— begin Data entries —

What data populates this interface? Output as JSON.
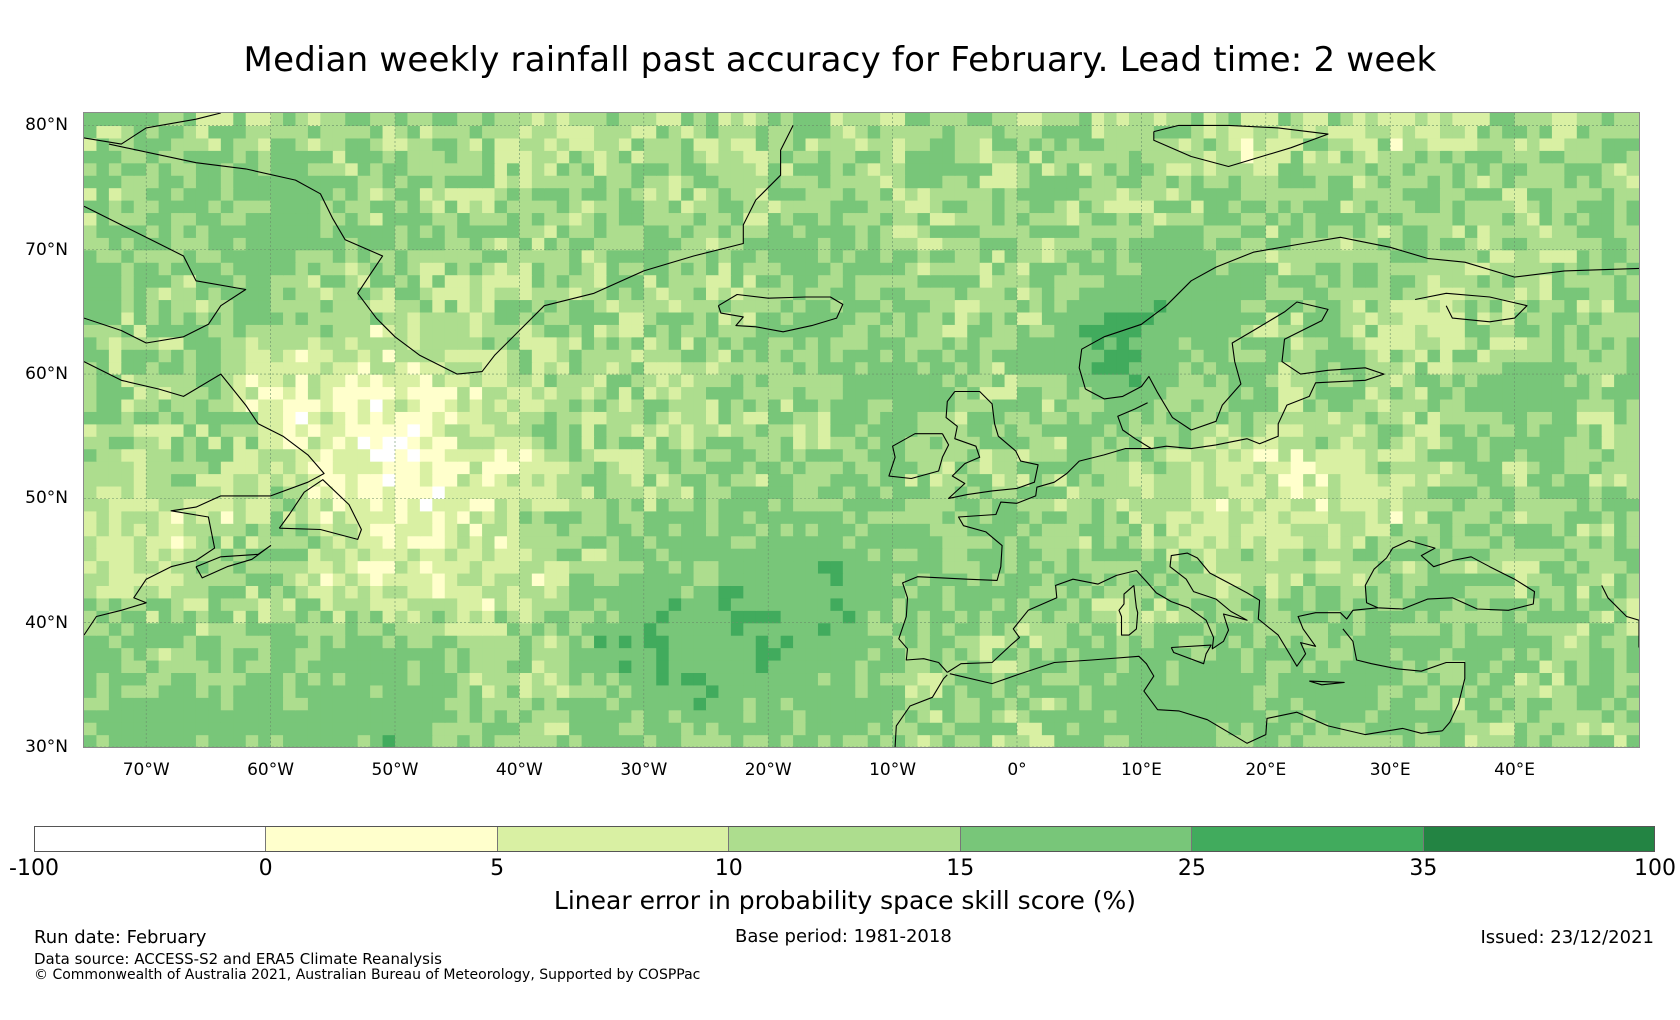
{
  "title": "Median weekly rainfall past accuracy for February. Lead time: 2 week",
  "map": {
    "lon_range": [
      -75,
      50
    ],
    "lat_range": [
      30,
      81
    ],
    "grid_step_deg": 1,
    "lat_labels": [
      "80°N",
      "70°N",
      "60°N",
      "50°N",
      "40°N",
      "30°N"
    ],
    "lat_values": [
      80,
      70,
      60,
      50,
      40,
      30
    ],
    "lon_labels": [
      "70°W",
      "60°W",
      "50°W",
      "40°W",
      "30°W",
      "20°W",
      "10°W",
      "0°",
      "10°E",
      "20°E",
      "30°E",
      "40°E"
    ],
    "lon_values": [
      -70,
      -60,
      -50,
      -40,
      -30,
      -20,
      -10,
      0,
      10,
      20,
      30,
      40
    ],
    "coastline_color": "#000000",
    "gridline_color": "#6a8f6a"
  },
  "colorbar": {
    "label": "Linear error in probability space skill score (%)",
    "tick_labels": [
      "-100",
      "0",
      "5",
      "10",
      "15",
      "25",
      "35",
      "100"
    ],
    "bounds": [
      -100,
      0,
      5,
      10,
      15,
      25,
      35,
      100
    ],
    "colors": [
      "#ffffff",
      "#ffffcc",
      "#d9f0a3",
      "#addd8e",
      "#78c679",
      "#41ab5d",
      "#238443"
    ]
  },
  "footer": {
    "run_date": "Run date: February",
    "base_period": "Base period: 1981-2018",
    "issued": "Issued: 23/12/2021",
    "data_source": "Data source: ACCESS-S2 and ERA5 Climate Reanalysis",
    "copyright": "© Commonwealth of Australia 2021, Australian Bureau of Meteorology, Supported by COSPPac"
  }
}
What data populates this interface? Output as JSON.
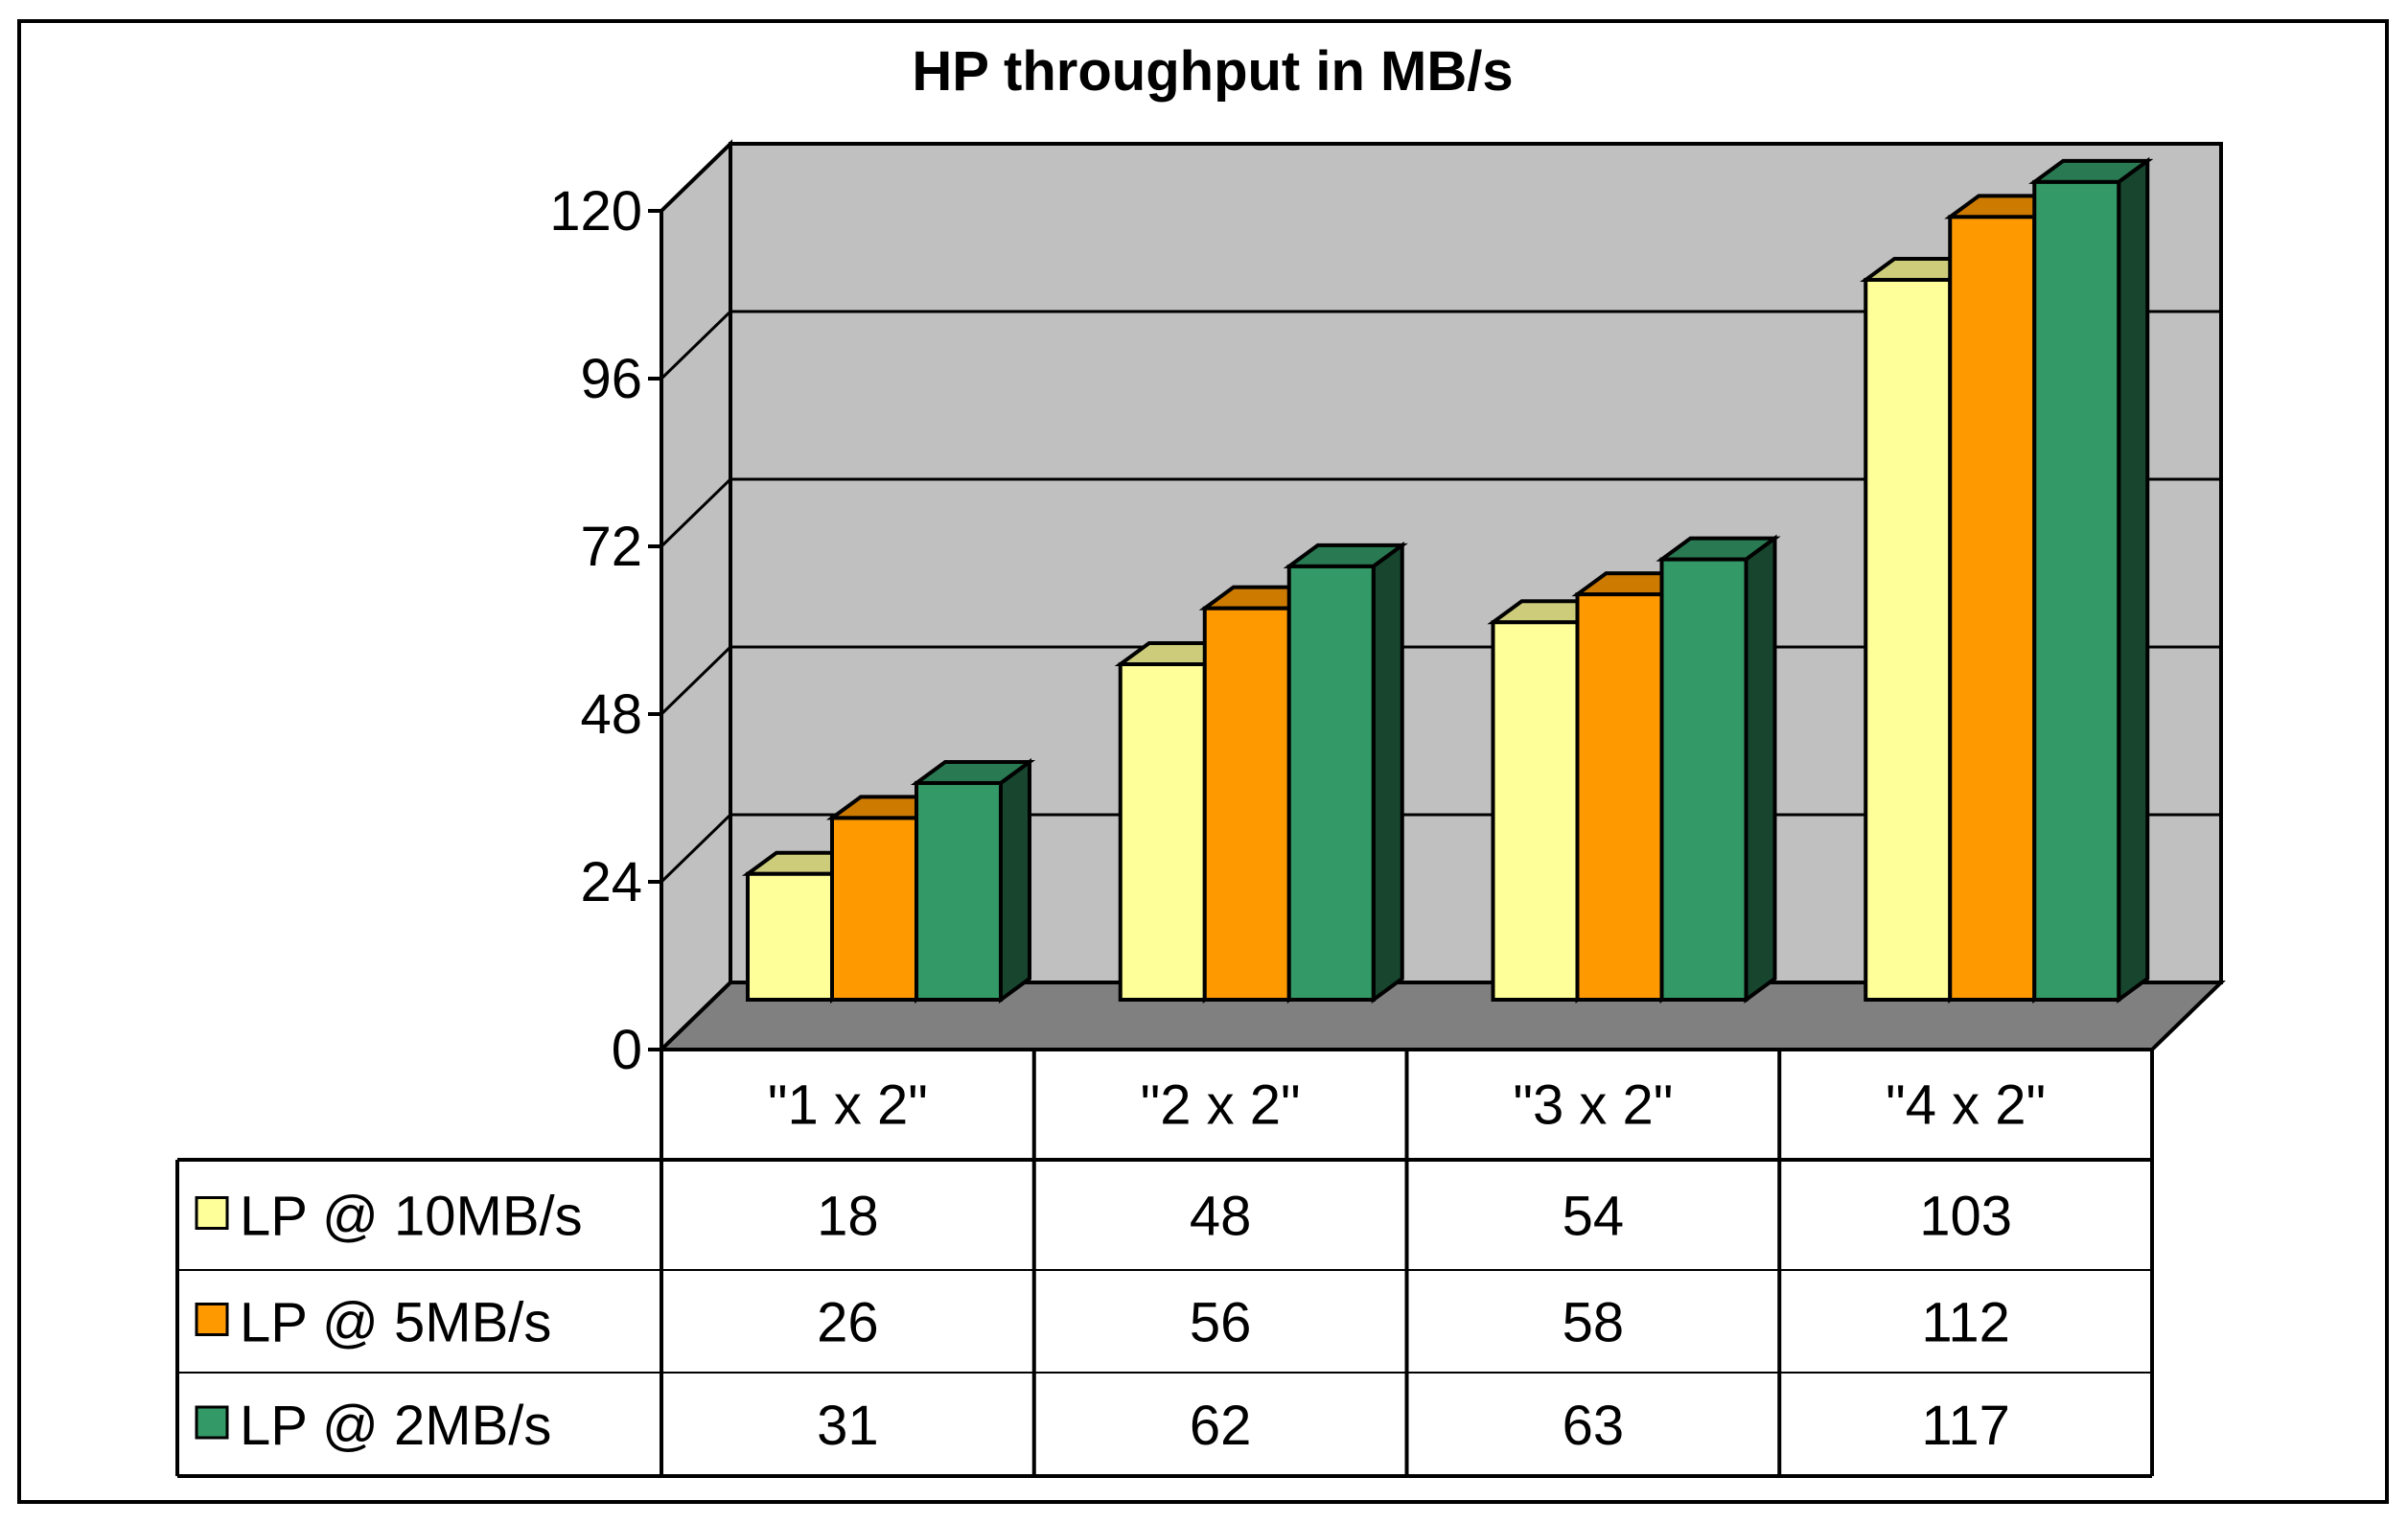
{
  "chart_data": {
    "type": "bar",
    "title": "HP throughput in MB/s",
    "xlabel": "",
    "ylabel": "",
    "ylim": [
      0,
      120
    ],
    "yticks": [
      0,
      24,
      48,
      72,
      96,
      120
    ],
    "categories": [
      "\"1 x 2\"",
      "\"2 x 2\"",
      "\"3 x 2\"",
      "\"4 x 2\""
    ],
    "series": [
      {
        "name": "LP @ 10MB/s",
        "values": [
          18,
          48,
          54,
          103
        ],
        "color": "#ffff99"
      },
      {
        "name": "LP @ 5MB/s",
        "values": [
          26,
          56,
          58,
          112
        ],
        "color": "#ff9900"
      },
      {
        "name": "LP @ 2MB/s",
        "values": [
          31,
          62,
          63,
          117
        ],
        "color": "#339966"
      }
    ],
    "grid": true,
    "legend": "data-table-left",
    "data_table": true
  }
}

— end Data entries —

* Task details *
Transcribe the records above exactly, omitting every picture they contain.

* Solution to this problem *
What data populates this interface? Output as JSON.
{
  "title": "Median weekly rainfall past accuracy for February. Lead time: 2 week",
  "map": {
    "lon_range": [
      -75,
      50
    ],
    "lat_range": [
      30,
      81
    ],
    "grid_step_deg": 1,
    "lat_labels": [
      "80°N",
      "70°N",
      "60°N",
      "50°N",
      "40°N",
      "30°N"
    ],
    "lat_values": [
      80,
      70,
      60,
      50,
      40,
      30
    ],
    "lon_labels": [
      "70°W",
      "60°W",
      "50°W",
      "40°W",
      "30°W",
      "20°W",
      "10°W",
      "0°",
      "10°E",
      "20°E",
      "30°E",
      "40°E"
    ],
    "lon_values": [
      -70,
      -60,
      -50,
      -40,
      -30,
      -20,
      -10,
      0,
      10,
      20,
      30,
      40
    ],
    "coastline_color": "#000000",
    "gridline_color": "#6a8f6a"
  },
  "colorbar": {
    "label": "Linear error in probability space skill score (%)",
    "tick_labels": [
      "-100",
      "0",
      "5",
      "10",
      "15",
      "25",
      "35",
      "100"
    ],
    "bounds": [
      -100,
      0,
      5,
      10,
      15,
      25,
      35,
      100
    ],
    "colors": [
      "#ffffff",
      "#ffffcc",
      "#d9f0a3",
      "#addd8e",
      "#78c679",
      "#41ab5d",
      "#238443"
    ]
  },
  "footer": {
    "run_date": "Run date: February",
    "base_period": "Base period: 1981-2018",
    "issued": "Issued: 23/12/2021",
    "data_source": "Data source: ACCESS-S2 and ERA5 Climate Reanalysis",
    "copyright": "© Commonwealth of Australia 2021, Australian Bureau of Meteorology, Supported by COSPPac"
  }
}
What data populates this interface? Output as JSON.
{
  "chart_data": {
    "type": "bar",
    "title": "HP throughput in MB/s",
    "xlabel": "",
    "ylabel": "",
    "ylim": [
      0,
      120
    ],
    "yticks": [
      0,
      24,
      48,
      72,
      96,
      120
    ],
    "categories": [
      "\"1 x 2\"",
      "\"2 x 2\"",
      "\"3 x 2\"",
      "\"4 x 2\""
    ],
    "series": [
      {
        "name": "LP @ 10MB/s",
        "values": [
          18,
          48,
          54,
          103
        ],
        "color": "#ffff99"
      },
      {
        "name": "LP @ 5MB/s",
        "values": [
          26,
          56,
          58,
          112
        ],
        "color": "#ff9900"
      },
      {
        "name": "LP @ 2MB/s",
        "values": [
          31,
          62,
          63,
          117
        ],
        "color": "#339966"
      }
    ],
    "grid": true,
    "legend": "data-table-left",
    "data_table": true
  }
}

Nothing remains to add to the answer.